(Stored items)
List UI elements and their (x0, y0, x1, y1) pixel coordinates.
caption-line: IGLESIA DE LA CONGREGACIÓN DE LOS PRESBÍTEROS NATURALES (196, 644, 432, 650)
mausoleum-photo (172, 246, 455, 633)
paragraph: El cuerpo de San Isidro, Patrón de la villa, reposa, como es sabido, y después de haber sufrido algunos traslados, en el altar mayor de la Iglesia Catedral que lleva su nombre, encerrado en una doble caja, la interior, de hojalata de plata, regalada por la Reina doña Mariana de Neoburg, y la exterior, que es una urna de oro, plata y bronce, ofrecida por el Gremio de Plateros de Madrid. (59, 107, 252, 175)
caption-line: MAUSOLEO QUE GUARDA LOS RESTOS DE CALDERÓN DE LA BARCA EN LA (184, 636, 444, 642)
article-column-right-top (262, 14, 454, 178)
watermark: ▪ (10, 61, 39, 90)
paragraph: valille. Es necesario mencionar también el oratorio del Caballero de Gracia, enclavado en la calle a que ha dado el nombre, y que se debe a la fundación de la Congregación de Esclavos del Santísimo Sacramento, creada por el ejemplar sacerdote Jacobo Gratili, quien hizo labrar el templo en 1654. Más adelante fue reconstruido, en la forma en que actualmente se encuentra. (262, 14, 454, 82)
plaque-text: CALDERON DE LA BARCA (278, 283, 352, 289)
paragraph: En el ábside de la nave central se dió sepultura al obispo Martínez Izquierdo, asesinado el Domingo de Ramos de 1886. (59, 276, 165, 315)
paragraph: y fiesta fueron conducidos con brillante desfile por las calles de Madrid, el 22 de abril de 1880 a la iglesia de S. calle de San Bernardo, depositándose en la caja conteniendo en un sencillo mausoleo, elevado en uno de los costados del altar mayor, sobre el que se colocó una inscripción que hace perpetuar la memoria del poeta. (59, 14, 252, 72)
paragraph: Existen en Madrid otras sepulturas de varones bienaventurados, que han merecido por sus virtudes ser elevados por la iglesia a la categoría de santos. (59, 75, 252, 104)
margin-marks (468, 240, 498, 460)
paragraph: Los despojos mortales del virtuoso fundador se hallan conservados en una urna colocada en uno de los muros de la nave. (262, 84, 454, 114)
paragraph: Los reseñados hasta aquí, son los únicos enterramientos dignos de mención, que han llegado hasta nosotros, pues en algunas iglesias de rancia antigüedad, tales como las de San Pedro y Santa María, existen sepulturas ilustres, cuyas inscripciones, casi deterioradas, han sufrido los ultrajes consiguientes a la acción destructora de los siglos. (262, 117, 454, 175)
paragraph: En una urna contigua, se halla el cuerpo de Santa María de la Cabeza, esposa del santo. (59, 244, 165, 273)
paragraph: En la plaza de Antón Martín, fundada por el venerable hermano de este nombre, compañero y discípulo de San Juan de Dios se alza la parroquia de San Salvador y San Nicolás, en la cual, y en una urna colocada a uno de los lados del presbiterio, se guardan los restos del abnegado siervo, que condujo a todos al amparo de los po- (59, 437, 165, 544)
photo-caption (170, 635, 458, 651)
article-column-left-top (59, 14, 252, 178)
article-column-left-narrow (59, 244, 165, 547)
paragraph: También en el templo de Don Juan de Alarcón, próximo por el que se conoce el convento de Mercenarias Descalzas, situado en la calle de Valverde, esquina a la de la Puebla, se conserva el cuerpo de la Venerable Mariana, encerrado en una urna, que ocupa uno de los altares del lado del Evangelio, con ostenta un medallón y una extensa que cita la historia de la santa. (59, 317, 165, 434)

Directions for this task:
Rewrite everything from the start of the material down through the line containing "mausoleum-photo (172, 246, 455, 633)" as a JSON list of strings, with one string per line and blank lines omitted.

Finished answer:
[
  "List UI elements and their (x0, y0, x1, y1) pixel coordinates.",
  "caption-line: IGLESIA DE LA CONGREGACIÓN DE LOS PRESBÍTEROS NATURALES (196, 644, 432, 650)",
  "mausoleum-photo (172, 246, 455, 633)"
]